§ **Exercise brief**
For the listing underneath, give the count of lines containing the string "title" and nothing further.

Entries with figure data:
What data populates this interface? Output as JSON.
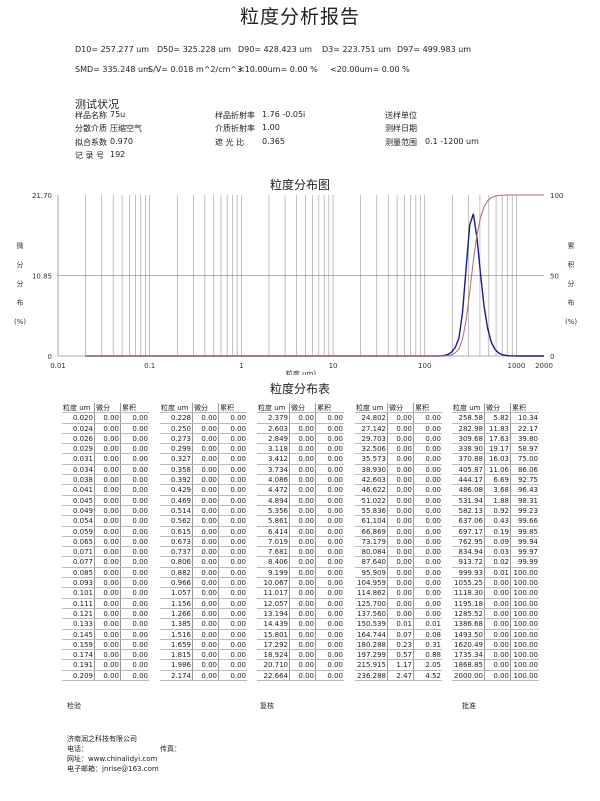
{
  "title": "粒度分析报告",
  "stats": {
    "line1": [
      "D10=  257.277  um",
      "D50=  325.228  um",
      "D90=  428.423  um",
      "D3= 223.751  um",
      "D97= 499.983  um"
    ],
    "line2": [
      "SMD= 335.248 um",
      "S/V= 0.018 m^2/cm^3",
      "<10.00um= 0.00 %",
      "<20.00um= 0.00 %"
    ]
  },
  "test": {
    "heading": "测试状况",
    "rows": [
      [
        {
          "label": "样品名称",
          "value": "75u"
        },
        {
          "label": "样品折射率",
          "value": "1.76 -0.05i"
        },
        {
          "label": "送样单位",
          "value": ""
        }
      ],
      [
        {
          "label": "分散介质",
          "value": "压缩空气"
        },
        {
          "label": "介质折射率",
          "value": "1.00"
        },
        {
          "label": "测样日期",
          "value": ""
        }
      ],
      [
        {
          "label": "拟合系数",
          "value": "0.970"
        },
        {
          "label": "遮 光 比",
          "value": "0.365"
        },
        {
          "label": "测量范围",
          "value": "0.1 -1200 um"
        }
      ],
      [
        {
          "label": "记 录 号",
          "value": "192"
        }
      ]
    ]
  },
  "chart_data": {
    "type": "line",
    "title": "粒度分布图",
    "xlabel": "粒度 um)",
    "ylabel_left": [
      "微",
      "分",
      "分",
      "布",
      "(%)"
    ],
    "ylabel_right": [
      "累",
      "积",
      "分",
      "布",
      "(%)"
    ],
    "x_scale": "log",
    "xlim": [
      0.01,
      2000
    ],
    "x_ticks": [
      "0.01",
      "0.1",
      "1",
      "10",
      "100",
      "1000",
      "2000"
    ],
    "ylim_left": [
      0,
      21.7
    ],
    "y_ticks_left": [
      "0",
      "10.85",
      "21.70"
    ],
    "ylim_right": [
      0,
      100
    ],
    "y_ticks_right": [
      "0",
      "50",
      "100"
    ],
    "grid": true,
    "colors": {
      "differential": "#1a1a8c",
      "cumulative": "#b06a6a",
      "grid": "#999999"
    },
    "x": [
      0.02,
      125.7,
      137.56,
      150.539,
      164.744,
      180.288,
      197.299,
      215.915,
      236.288,
      258.58,
      282.98,
      309.68,
      338.9,
      370.88,
      405.87,
      444.17,
      486.08,
      531.94,
      582.13,
      637.06,
      697.17,
      762.95,
      834.94,
      913.72,
      999.93,
      1055.25,
      2000
    ],
    "series": [
      {
        "key": "differential",
        "axis": "left",
        "values": [
          0,
          0,
          0,
          0.01,
          0.07,
          0.23,
          0.57,
          1.17,
          2.47,
          5.82,
          11.83,
          17.63,
          19.17,
          16.03,
          11.06,
          6.69,
          3.68,
          1.88,
          0.92,
          0.43,
          0.19,
          0.09,
          0.03,
          0.02,
          0.01,
          0,
          0
        ]
      },
      {
        "key": "cumulative",
        "axis": "right",
        "values": [
          0,
          0,
          0,
          0.01,
          0.08,
          0.31,
          0.88,
          2.05,
          4.52,
          10.34,
          22.17,
          39.8,
          58.97,
          75.0,
          86.06,
          92.75,
          96.43,
          98.31,
          99.23,
          99.66,
          99.85,
          99.94,
          99.97,
          99.99,
          100,
          100,
          100
        ]
      }
    ]
  },
  "table": {
    "title": "粒度分布表",
    "headers": [
      "粒度 um",
      "微分",
      "累积"
    ],
    "groups": [
      {
        "sizes": [
          "0.020",
          "0.024",
          "0.026",
          "0.029",
          "0.031",
          "0.034",
          "0.038",
          "0.041",
          "0.045",
          "0.049",
          "0.054",
          "0.059",
          "0.065",
          "0.071",
          "0.077",
          "0.085",
          "0.093",
          "0.101",
          "0.111",
          "0.121",
          "0.133",
          "0.145",
          "0.159",
          "0.174",
          "0.191",
          "0.209"
        ],
        "diff": [
          "0.00",
          "0.00",
          "0.00",
          "0.00",
          "0.00",
          "0.00",
          "0.00",
          "0.00",
          "0.00",
          "0.00",
          "0.00",
          "0.00",
          "0.00",
          "0.00",
          "0.00",
          "0.00",
          "0.00",
          "0.00",
          "0.00",
          "0.00",
          "0.00",
          "0.00",
          "0.00",
          "0.00",
          "0.00",
          "0.00"
        ],
        "cum": [
          "0.00",
          "0.00",
          "0.00",
          "0.00",
          "0.00",
          "0.00",
          "0.00",
          "0.00",
          "0.00",
          "0.00",
          "0.00",
          "0.00",
          "0.00",
          "0.00",
          "0.00",
          "0.00",
          "0.00",
          "0.00",
          "0.00",
          "0.00",
          "0.00",
          "0.00",
          "0.00",
          "0.00",
          "0.00",
          "0.00"
        ]
      },
      {
        "sizes": [
          "0.228",
          "0.250",
          "0.273",
          "0.299",
          "0.327",
          "0.358",
          "0.392",
          "0.429",
          "0.469",
          "0.514",
          "0.562",
          "0.615",
          "0.673",
          "0.737",
          "0.806",
          "0.882",
          "0.966",
          "1.057",
          "1.156",
          "1.266",
          "1.385",
          "1.516",
          "1.659",
          "1.815",
          "1.986",
          "2.174"
        ],
        "diff": [
          "0.00",
          "0.00",
          "0.00",
          "0.00",
          "0.00",
          "0.00",
          "0.00",
          "0.00",
          "0.00",
          "0.00",
          "0.00",
          "0.00",
          "0.00",
          "0.00",
          "0.00",
          "0.00",
          "0.00",
          "0.00",
          "0.00",
          "0.00",
          "0.00",
          "0.00",
          "0.00",
          "0.00",
          "0.00",
          "0.00"
        ],
        "cum": [
          "0.00",
          "0.00",
          "0.00",
          "0.00",
          "0.00",
          "0.00",
          "0.00",
          "0.00",
          "0.00",
          "0.00",
          "0.00",
          "0.00",
          "0.00",
          "0.00",
          "0.00",
          "0.00",
          "0.00",
          "0.00",
          "0.00",
          "0.00",
          "0.00",
          "0.00",
          "0.00",
          "0.00",
          "0.00",
          "0.00"
        ]
      },
      {
        "sizes": [
          "2.379",
          "2.603",
          "2.849",
          "3.118",
          "3.412",
          "3.734",
          "4.086",
          "4.472",
          "4.894",
          "5.356",
          "5.861",
          "6.414",
          "7.019",
          "7.681",
          "8.406",
          "9.199",
          "10.067",
          "11.017",
          "12.057",
          "13.194",
          "14.439",
          "15.801",
          "17.292",
          "18.924",
          "20.710",
          "22.664"
        ],
        "diff": [
          "0.00",
          "0.00",
          "0.00",
          "0.00",
          "0.00",
          "0.00",
          "0.00",
          "0.00",
          "0.00",
          "0.00",
          "0.00",
          "0.00",
          "0.00",
          "0.00",
          "0.00",
          "0.00",
          "0.00",
          "0.00",
          "0.00",
          "0.00",
          "0.00",
          "0.00",
          "0.00",
          "0.00",
          "0.00",
          "0.00"
        ],
        "cum": [
          "0.00",
          "0.00",
          "0.00",
          "0.00",
          "0.00",
          "0.00",
          "0.00",
          "0.00",
          "0.00",
          "0.00",
          "0.00",
          "0.00",
          "0.00",
          "0.00",
          "0.00",
          "0.00",
          "0.00",
          "0.00",
          "0.00",
          "0.00",
          "0.00",
          "0.00",
          "0.00",
          "0.00",
          "0.00",
          "0.00"
        ]
      },
      {
        "sizes": [
          "24.802",
          "27.142",
          "29.703",
          "32.506",
          "35.573",
          "38.930",
          "42.603",
          "46.622",
          "51.022",
          "55.836",
          "61.104",
          "66.869",
          "73.179",
          "80.084",
          "87.640",
          "95.909",
          "104.959",
          "114.862",
          "125.700",
          "137.560",
          "150.539",
          "164.744",
          "180.288",
          "197.299",
          "215.915",
          "236.288"
        ],
        "diff": [
          "0.00",
          "0.00",
          "0.00",
          "0.00",
          "0.00",
          "0.00",
          "0.00",
          "0.00",
          "0.00",
          "0.00",
          "0.00",
          "0.00",
          "0.00",
          "0.00",
          "0.00",
          "0.00",
          "0.00",
          "0.00",
          "0.00",
          "0.00",
          "0.01",
          "0.07",
          "0.23",
          "0.57",
          "1.17",
          "2.47"
        ],
        "cum": [
          "0.00",
          "0.00",
          "0.00",
          "0.00",
          "0.00",
          "0.00",
          "0.00",
          "0.00",
          "0.00",
          "0.00",
          "0.00",
          "0.00",
          "0.00",
          "0.00",
          "0.00",
          "0.00",
          "0.00",
          "0.00",
          "0.00",
          "0.00",
          "0.01",
          "0.08",
          "0.31",
          "0.88",
          "2.05",
          "4.52"
        ]
      },
      {
        "sizes": [
          "258.58",
          "282.98",
          "309.68",
          "338.90",
          "370.88",
          "405.87",
          "444.17",
          "486.08",
          "531.94",
          "582.13",
          "637.06",
          "697.17",
          "762.95",
          "834.94",
          "913.72",
          "999.93",
          "1055.25",
          "1118.30",
          "1195.18",
          "1285.52",
          "1386.68",
          "1493.50",
          "1620.49",
          "1735.34",
          "1868.85",
          "2000.00"
        ],
        "diff": [
          "5.82",
          "11.83",
          "17.63",
          "19.17",
          "16.03",
          "11.06",
          "6.69",
          "3.68",
          "1.88",
          "0.92",
          "0.43",
          "0.19",
          "0.09",
          "0.03",
          "0.02",
          "0.01",
          "0.00",
          "0.00",
          "0.00",
          "0.00",
          "0.00",
          "0.00",
          "0.00",
          "0.00",
          "0.00",
          "0.00"
        ],
        "cum": [
          "10.34",
          "22.17",
          "39.80",
          "58.97",
          "75.00",
          "86.06",
          "92.75",
          "96.43",
          "98.31",
          "99.23",
          "99.66",
          "99.85",
          "99.94",
          "99.97",
          "99.99",
          "100.00",
          "100.00",
          "100.00",
          "100.00",
          "100.00",
          "100.00",
          "100.00",
          "100.00",
          "100.00",
          "100.00",
          "100.00"
        ]
      }
    ]
  },
  "signoff": [
    "检验",
    "复核",
    "批准"
  ],
  "company": {
    "name": "济南润之科技有限公司",
    "phone_label": "电话：",
    "fax_label": "传真：",
    "website": "网址：www.chinalidyi.com",
    "email": "电子邮箱：jnrise@163.com"
  }
}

§ **The response**
3